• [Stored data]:
------------------------------------------------------------

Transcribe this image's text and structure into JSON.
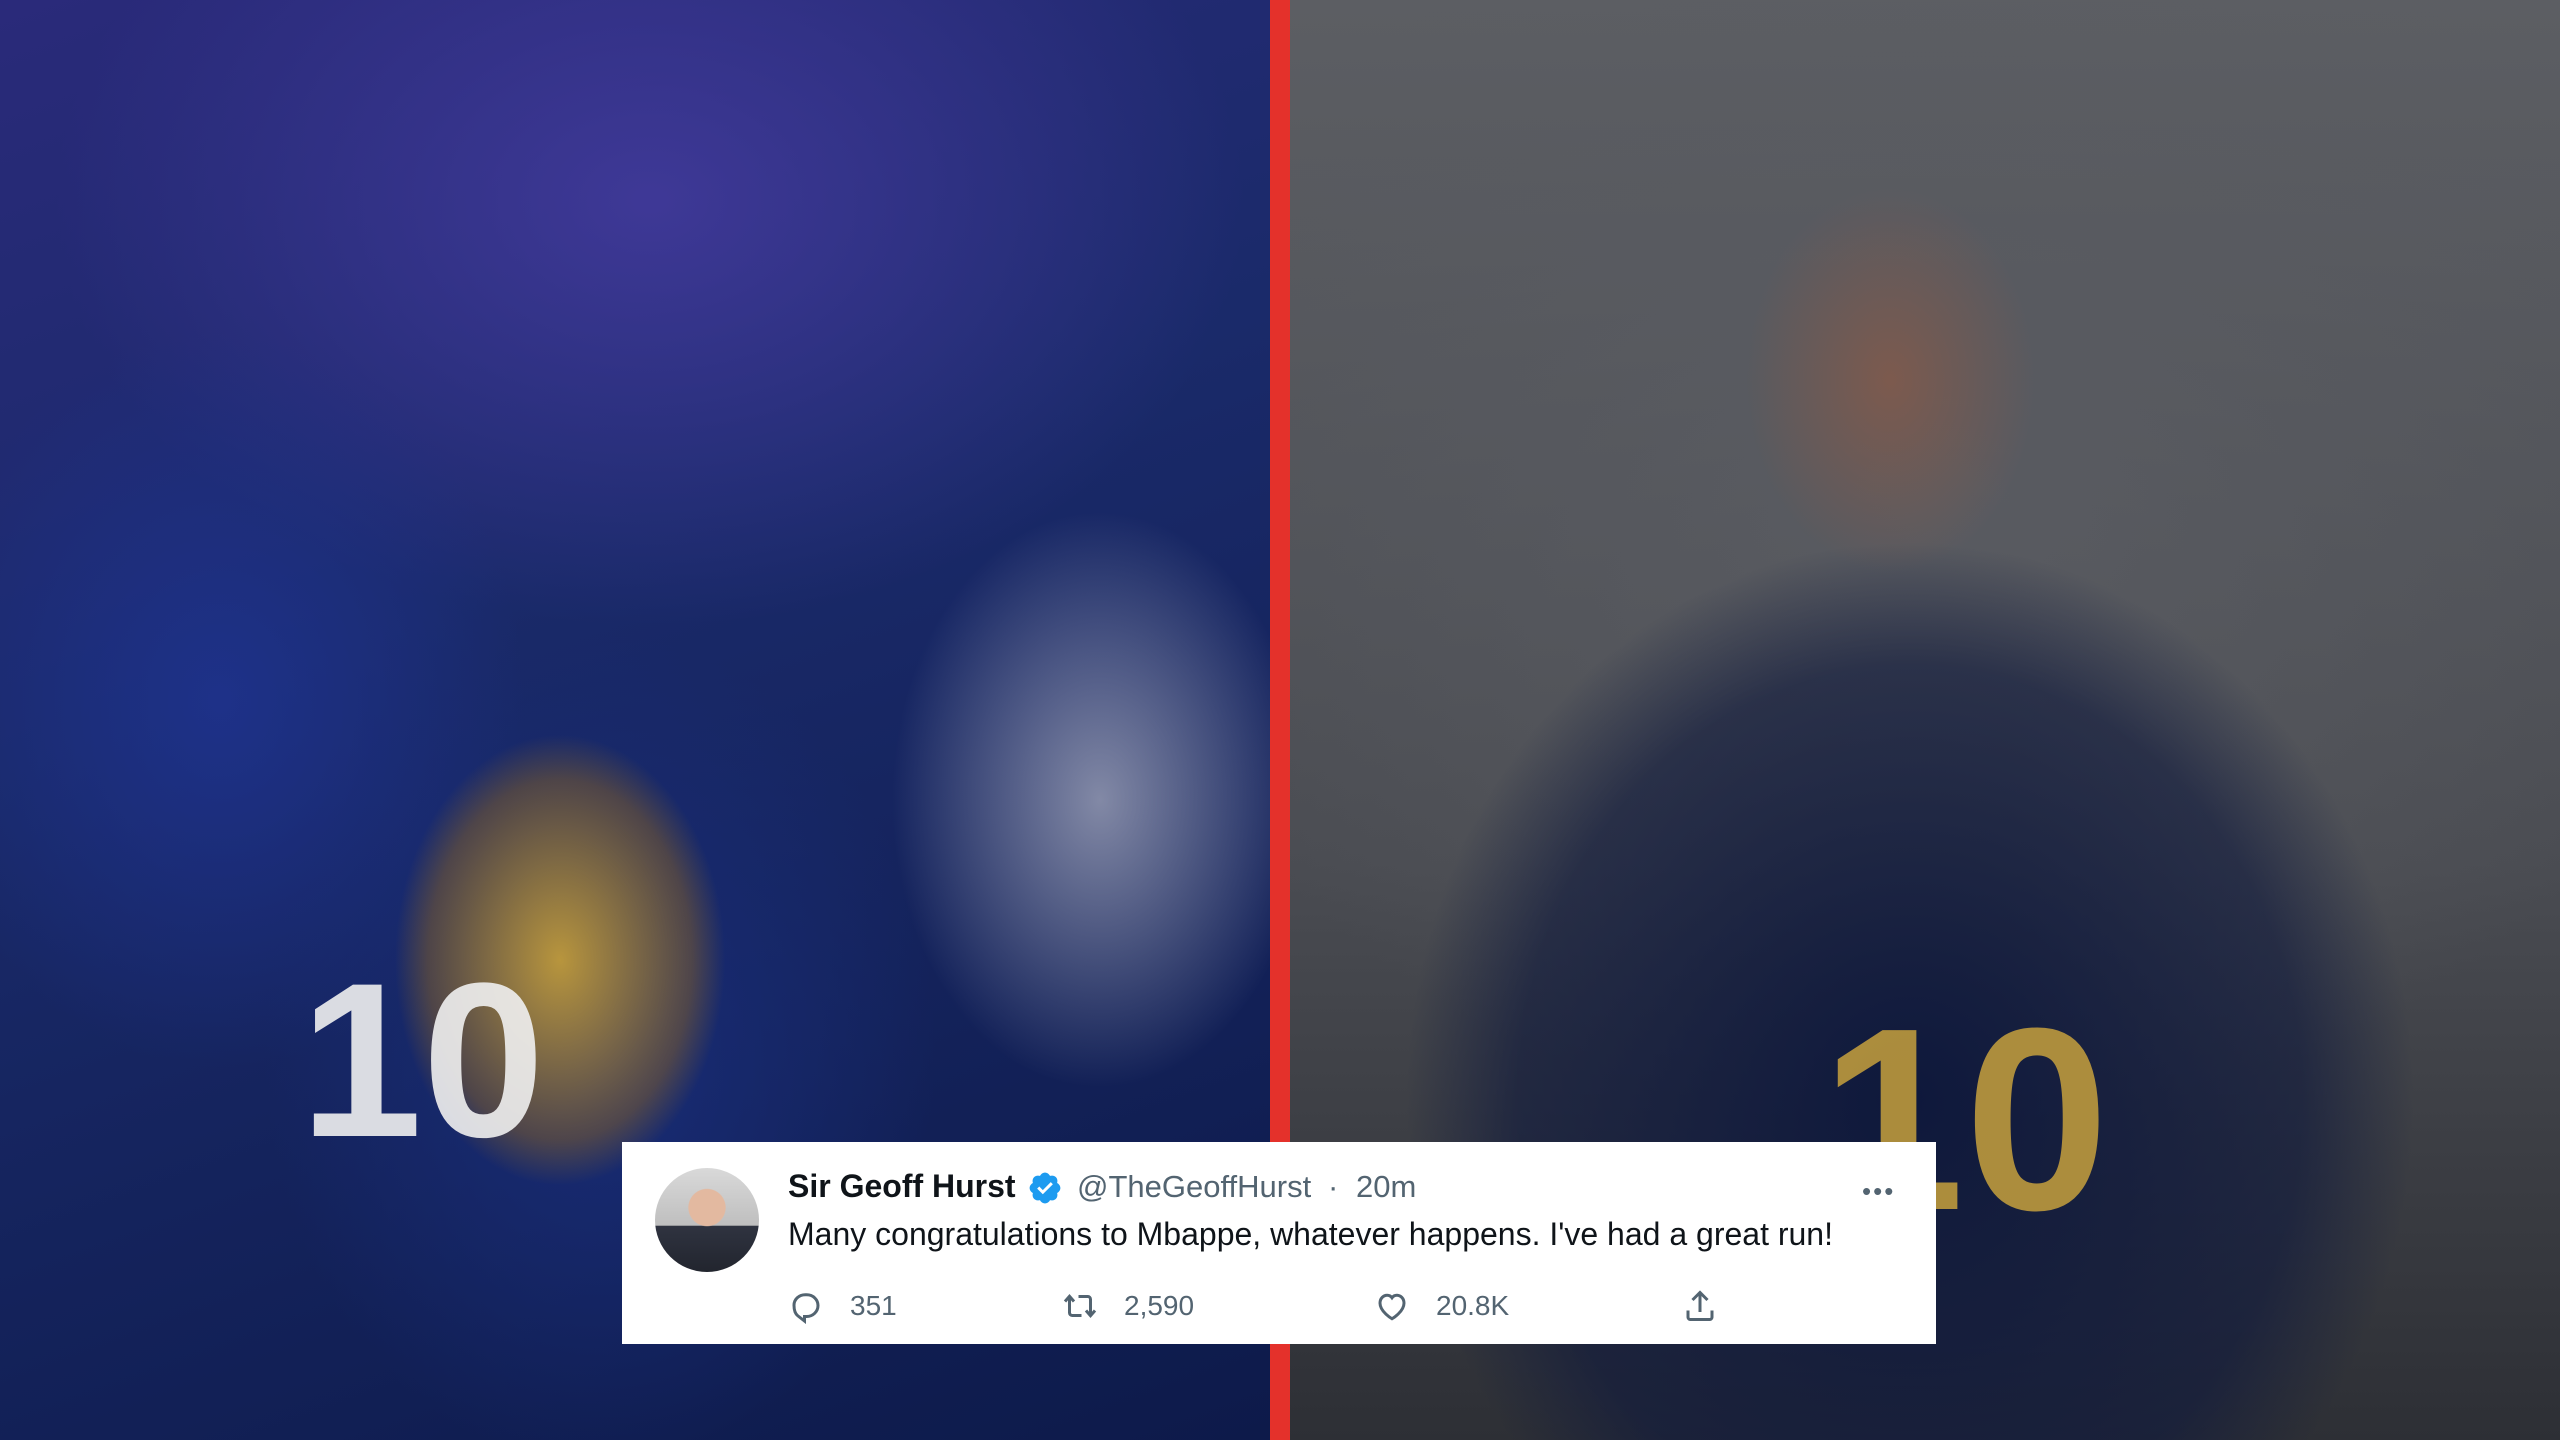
{
  "tweet": {
    "author_name": "Sir Geoff Hurst",
    "handle": "@TheGeoffHurst",
    "separator": "·",
    "time": "20m",
    "text": "Many congratulations to Mbappe, whatever happens. I've had a great run!",
    "more_icon": "more-horizontal-icon",
    "actions": {
      "replies": "351",
      "retweets": "2,590",
      "likes": "20.8K"
    }
  },
  "colors": {
    "divider": "#e4312b",
    "verified": "#1d9bf0",
    "card_background": "#ffffff"
  }
}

------------------------------------------------------------

• [AIM]: Nothing in the entries should change as you copy them, except that the pictures are left out.

• [RESULT FOR THIS TASK]:
Transcribe this image's text and structure into JSON.
{
  "tweet": {
    "author_name": "Sir Geoff Hurst",
    "handle": "@TheGeoffHurst",
    "separator": "·",
    "time": "20m",
    "text": "Many congratulations to Mbappe, whatever happens. I've had a great run!",
    "more_icon": "more-horizontal-icon",
    "actions": {
      "replies": "351",
      "retweets": "2,590",
      "likes": "20.8K"
    }
  },
  "colors": {
    "divider": "#e4312b",
    "verified": "#1d9bf0",
    "card_background": "#ffffff"
  }
}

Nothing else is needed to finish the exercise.